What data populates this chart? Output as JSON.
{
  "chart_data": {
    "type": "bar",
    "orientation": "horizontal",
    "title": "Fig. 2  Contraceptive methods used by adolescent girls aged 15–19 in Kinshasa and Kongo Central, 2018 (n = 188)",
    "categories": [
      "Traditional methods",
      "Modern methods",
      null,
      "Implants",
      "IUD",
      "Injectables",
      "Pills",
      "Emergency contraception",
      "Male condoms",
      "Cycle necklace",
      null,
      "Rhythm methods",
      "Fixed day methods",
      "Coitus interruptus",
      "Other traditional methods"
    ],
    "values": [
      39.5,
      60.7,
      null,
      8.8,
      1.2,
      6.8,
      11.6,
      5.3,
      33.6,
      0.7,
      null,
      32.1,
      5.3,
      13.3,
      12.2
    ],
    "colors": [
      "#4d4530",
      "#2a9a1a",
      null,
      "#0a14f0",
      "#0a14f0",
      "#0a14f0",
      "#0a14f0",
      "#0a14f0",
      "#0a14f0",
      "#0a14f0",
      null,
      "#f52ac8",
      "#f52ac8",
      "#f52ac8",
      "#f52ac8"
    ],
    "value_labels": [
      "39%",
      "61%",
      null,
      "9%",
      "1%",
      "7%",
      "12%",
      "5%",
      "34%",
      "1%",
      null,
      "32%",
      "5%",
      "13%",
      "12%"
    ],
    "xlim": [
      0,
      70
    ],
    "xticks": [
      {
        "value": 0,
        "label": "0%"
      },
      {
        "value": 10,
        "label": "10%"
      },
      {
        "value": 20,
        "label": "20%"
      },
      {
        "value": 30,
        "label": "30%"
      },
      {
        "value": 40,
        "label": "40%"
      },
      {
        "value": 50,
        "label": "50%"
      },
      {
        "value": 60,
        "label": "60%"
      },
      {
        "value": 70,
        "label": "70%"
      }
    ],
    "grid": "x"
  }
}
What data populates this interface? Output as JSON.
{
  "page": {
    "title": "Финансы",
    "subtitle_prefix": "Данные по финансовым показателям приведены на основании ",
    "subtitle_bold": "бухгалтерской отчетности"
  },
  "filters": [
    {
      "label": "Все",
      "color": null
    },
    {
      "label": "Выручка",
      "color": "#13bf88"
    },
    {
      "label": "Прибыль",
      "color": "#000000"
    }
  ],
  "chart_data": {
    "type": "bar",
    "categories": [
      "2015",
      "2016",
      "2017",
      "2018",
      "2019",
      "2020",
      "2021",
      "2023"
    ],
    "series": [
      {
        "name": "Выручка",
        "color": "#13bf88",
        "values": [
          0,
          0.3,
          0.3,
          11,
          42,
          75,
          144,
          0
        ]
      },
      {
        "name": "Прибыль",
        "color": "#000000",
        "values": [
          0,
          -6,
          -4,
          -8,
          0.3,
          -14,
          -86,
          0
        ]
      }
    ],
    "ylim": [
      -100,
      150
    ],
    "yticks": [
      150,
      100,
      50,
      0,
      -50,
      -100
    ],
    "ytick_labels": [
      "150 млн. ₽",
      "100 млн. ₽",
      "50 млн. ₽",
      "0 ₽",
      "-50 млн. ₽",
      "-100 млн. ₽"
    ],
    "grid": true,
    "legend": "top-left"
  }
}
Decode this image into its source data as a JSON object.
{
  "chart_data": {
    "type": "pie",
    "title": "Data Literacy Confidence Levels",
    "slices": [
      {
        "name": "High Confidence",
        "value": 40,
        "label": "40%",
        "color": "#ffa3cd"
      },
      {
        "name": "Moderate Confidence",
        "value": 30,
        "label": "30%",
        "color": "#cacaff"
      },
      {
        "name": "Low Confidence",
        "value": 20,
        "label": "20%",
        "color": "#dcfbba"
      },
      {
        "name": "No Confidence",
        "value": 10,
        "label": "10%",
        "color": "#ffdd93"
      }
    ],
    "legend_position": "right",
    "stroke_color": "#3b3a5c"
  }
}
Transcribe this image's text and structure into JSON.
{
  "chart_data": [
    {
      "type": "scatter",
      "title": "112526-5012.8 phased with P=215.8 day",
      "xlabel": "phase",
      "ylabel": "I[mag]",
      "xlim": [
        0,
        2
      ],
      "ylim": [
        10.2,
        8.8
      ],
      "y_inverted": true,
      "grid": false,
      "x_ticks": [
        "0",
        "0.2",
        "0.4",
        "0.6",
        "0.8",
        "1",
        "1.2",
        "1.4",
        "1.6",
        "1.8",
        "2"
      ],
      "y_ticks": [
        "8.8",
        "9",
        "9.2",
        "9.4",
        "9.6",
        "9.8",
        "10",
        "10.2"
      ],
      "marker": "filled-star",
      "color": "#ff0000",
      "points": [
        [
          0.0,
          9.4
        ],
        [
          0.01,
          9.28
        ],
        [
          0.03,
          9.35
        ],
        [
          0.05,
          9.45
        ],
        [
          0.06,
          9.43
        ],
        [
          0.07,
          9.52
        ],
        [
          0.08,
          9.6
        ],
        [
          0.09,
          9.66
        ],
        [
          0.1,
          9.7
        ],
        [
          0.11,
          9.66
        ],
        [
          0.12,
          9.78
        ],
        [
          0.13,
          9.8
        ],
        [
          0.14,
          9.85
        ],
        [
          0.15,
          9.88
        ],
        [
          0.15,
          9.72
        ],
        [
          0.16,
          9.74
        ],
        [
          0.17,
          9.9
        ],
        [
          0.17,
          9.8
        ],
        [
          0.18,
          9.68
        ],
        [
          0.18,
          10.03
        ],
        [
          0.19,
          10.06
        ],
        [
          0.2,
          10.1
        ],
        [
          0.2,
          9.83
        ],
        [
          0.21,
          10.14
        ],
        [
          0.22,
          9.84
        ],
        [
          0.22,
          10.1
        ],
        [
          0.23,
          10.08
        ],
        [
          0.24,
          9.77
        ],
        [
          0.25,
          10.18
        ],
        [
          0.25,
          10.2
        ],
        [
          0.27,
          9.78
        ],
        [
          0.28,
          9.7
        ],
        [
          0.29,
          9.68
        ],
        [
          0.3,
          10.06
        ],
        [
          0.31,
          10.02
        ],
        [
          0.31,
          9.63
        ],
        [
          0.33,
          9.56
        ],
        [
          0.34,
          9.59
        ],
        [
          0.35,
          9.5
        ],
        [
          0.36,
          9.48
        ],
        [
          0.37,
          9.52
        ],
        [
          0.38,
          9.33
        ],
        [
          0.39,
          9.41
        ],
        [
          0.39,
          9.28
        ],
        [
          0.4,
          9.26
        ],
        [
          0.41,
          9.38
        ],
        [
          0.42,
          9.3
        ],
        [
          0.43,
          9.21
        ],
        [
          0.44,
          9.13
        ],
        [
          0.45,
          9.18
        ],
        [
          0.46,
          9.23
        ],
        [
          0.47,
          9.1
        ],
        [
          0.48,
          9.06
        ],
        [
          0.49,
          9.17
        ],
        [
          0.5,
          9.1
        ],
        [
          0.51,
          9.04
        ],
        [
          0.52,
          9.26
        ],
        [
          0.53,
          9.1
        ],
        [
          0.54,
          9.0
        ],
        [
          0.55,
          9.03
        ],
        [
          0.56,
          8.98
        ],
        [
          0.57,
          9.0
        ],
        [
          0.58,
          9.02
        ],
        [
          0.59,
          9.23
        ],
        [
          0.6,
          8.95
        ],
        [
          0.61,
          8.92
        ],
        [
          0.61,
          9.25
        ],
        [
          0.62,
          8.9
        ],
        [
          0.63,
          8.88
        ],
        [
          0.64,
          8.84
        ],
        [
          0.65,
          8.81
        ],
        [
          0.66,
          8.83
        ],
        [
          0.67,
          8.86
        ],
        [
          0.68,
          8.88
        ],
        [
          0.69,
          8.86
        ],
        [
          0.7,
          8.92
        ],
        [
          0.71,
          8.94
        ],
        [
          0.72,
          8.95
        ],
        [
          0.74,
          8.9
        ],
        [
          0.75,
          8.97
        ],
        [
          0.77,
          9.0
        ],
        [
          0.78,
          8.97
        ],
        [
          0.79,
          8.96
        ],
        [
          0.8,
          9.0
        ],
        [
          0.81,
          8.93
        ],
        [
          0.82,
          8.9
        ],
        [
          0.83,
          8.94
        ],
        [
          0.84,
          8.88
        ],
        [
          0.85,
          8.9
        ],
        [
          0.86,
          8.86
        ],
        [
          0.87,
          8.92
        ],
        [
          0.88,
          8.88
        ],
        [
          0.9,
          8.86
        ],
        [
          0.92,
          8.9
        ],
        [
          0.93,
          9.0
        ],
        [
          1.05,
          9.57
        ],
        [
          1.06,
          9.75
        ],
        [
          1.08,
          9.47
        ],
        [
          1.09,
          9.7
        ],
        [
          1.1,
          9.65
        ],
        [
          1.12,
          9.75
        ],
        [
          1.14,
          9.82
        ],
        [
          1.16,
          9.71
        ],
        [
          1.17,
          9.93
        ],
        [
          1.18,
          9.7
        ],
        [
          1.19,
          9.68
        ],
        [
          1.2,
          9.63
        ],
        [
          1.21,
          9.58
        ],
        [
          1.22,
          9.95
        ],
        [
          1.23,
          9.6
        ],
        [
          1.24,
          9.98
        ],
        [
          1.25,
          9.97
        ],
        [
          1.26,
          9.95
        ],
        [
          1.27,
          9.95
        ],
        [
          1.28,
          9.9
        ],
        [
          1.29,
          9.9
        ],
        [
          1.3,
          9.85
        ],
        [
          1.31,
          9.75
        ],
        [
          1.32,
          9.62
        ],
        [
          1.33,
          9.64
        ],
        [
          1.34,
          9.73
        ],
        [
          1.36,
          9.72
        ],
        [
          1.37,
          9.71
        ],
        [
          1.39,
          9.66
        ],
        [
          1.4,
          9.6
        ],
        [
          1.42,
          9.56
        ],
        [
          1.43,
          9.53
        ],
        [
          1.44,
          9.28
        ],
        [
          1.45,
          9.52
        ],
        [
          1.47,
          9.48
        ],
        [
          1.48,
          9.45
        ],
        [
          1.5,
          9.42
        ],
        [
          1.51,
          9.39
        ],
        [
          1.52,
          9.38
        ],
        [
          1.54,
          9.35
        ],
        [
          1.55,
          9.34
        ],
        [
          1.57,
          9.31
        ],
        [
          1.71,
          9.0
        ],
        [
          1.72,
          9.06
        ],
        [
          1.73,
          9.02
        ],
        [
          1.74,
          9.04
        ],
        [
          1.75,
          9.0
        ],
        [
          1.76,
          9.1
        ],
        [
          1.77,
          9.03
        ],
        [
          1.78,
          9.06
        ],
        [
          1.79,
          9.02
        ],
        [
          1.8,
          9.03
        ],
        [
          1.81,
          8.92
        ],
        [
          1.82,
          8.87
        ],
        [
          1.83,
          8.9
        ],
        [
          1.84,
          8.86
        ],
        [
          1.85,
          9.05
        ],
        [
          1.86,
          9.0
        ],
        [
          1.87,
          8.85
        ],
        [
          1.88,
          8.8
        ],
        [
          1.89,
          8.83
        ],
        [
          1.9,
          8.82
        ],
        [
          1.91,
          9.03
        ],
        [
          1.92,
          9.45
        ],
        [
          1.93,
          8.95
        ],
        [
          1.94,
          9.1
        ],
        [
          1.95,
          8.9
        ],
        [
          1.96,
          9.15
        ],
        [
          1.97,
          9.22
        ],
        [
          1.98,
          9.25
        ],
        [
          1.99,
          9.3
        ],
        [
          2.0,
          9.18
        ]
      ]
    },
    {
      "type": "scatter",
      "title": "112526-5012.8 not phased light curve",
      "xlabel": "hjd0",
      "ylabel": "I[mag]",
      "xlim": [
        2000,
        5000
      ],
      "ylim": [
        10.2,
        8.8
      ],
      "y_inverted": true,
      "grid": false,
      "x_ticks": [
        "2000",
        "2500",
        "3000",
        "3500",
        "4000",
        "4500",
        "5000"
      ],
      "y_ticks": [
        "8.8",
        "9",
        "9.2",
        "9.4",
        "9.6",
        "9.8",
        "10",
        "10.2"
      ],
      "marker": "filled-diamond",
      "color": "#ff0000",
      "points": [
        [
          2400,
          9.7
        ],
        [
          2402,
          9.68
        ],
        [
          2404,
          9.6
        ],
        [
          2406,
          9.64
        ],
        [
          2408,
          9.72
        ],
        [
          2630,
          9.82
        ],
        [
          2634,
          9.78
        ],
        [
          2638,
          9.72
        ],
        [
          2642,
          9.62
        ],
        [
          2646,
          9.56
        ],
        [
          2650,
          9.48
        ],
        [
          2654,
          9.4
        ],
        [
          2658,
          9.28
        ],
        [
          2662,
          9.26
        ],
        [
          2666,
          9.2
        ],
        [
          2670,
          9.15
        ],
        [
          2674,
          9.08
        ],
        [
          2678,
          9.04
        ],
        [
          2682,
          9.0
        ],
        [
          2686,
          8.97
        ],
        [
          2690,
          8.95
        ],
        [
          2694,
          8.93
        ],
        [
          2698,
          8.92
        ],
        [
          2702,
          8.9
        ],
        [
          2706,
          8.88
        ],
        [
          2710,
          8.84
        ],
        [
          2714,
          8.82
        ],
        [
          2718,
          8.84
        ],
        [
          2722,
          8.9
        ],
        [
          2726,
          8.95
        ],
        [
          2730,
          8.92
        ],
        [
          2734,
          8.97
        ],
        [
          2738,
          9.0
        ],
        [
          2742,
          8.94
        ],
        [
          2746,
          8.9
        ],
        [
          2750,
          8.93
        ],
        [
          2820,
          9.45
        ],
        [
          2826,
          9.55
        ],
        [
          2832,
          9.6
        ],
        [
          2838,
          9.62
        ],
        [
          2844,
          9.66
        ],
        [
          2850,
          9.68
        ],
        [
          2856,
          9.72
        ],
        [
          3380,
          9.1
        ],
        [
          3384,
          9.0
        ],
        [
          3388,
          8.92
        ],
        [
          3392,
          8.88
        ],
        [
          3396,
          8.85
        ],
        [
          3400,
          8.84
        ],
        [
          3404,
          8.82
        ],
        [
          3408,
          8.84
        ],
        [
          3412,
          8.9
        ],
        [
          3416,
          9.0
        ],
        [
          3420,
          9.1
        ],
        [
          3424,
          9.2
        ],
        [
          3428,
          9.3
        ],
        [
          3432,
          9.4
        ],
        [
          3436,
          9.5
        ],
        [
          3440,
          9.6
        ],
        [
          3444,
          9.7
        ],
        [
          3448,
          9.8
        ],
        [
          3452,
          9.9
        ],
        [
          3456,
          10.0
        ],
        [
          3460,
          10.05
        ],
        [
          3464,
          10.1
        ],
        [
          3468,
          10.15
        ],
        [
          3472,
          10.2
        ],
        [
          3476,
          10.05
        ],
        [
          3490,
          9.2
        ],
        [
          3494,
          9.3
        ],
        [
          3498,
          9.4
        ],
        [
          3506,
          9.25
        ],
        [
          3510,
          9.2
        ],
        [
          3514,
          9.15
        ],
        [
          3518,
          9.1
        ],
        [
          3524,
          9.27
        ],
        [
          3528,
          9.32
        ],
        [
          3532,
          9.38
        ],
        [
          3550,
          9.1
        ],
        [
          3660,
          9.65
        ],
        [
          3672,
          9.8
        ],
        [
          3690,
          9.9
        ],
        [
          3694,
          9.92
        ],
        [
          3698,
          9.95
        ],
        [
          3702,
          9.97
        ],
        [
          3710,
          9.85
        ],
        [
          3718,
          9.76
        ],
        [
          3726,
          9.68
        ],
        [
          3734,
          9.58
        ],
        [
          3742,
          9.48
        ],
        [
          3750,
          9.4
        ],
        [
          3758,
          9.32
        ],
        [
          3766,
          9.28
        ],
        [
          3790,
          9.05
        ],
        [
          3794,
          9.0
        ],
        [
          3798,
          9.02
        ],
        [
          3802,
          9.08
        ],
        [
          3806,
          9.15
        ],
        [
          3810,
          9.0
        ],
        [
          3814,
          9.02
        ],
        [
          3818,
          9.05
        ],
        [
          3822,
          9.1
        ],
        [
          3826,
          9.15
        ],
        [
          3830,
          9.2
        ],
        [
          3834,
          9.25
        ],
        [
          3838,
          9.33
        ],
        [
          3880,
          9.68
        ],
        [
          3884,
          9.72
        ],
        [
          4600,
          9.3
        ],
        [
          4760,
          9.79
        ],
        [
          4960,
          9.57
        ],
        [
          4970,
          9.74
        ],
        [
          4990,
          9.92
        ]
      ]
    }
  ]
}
________
## Given instruction
Check each line of the records above for "grid", and copy those that have it.

## Solution to the exercise
    "grid": "x"
    "grid": true,
      "grid": false,
      "grid": false,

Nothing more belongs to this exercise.